• EXERCISE AIM: Wherever the string "Швидкість" appears in a line, extract that line.

── RECORDS FOR PROCESSING

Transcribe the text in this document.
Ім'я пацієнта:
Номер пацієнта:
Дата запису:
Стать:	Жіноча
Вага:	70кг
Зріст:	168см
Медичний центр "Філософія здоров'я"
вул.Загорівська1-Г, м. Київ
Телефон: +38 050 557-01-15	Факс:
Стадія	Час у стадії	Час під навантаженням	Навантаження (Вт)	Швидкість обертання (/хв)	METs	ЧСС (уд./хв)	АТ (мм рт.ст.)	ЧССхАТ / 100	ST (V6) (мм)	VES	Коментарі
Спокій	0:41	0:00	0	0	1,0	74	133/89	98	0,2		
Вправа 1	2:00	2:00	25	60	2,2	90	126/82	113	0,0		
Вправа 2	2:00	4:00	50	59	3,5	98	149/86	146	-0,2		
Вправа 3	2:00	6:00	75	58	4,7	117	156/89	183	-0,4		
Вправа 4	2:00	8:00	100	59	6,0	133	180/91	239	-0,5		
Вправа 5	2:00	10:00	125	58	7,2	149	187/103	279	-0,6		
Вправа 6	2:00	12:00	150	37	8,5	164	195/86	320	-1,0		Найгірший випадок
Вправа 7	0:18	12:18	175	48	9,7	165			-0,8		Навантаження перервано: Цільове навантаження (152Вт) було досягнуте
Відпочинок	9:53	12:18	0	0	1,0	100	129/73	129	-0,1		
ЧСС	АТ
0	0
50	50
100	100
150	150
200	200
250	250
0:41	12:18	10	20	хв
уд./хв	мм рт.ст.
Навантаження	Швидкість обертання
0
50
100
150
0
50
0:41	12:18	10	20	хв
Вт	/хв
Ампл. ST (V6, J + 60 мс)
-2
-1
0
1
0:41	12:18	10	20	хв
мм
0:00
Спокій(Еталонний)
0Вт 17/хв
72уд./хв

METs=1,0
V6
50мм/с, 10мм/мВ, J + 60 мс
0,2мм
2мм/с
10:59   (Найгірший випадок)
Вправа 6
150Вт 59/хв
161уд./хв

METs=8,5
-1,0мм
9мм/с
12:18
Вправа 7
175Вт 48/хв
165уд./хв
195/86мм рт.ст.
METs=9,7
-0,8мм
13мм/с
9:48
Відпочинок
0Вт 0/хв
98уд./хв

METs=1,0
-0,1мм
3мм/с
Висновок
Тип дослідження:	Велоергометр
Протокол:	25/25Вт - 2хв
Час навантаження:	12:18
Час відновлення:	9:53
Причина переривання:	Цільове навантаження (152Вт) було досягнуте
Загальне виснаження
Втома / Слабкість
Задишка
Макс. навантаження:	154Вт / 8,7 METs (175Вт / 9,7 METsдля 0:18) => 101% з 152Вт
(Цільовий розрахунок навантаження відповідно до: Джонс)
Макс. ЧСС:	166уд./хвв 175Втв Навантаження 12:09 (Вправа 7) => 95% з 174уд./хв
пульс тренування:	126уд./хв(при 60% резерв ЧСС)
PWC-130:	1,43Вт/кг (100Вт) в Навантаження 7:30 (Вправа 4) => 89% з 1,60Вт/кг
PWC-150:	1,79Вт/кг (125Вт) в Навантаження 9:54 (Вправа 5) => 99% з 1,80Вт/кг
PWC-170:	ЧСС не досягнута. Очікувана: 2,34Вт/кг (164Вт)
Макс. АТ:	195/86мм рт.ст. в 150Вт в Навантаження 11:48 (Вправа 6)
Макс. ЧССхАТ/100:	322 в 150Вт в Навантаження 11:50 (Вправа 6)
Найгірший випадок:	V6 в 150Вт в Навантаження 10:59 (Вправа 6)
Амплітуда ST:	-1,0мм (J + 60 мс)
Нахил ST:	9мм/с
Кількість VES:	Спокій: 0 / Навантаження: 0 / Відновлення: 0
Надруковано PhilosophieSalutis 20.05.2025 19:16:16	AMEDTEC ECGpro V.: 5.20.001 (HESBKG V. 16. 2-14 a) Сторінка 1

────

• EXPECTED ANSWER:
Стадія	Час у стадії	Час під навантаженням	Навантаження (Вт)	Швидкість обертання (/хв)	METs	ЧСС (уд./хв)	АТ (мм рт.ст.)	ЧССхАТ / 100	ST (V6) (мм)	VES	Коментарі
Навантаження	Швидкість обертання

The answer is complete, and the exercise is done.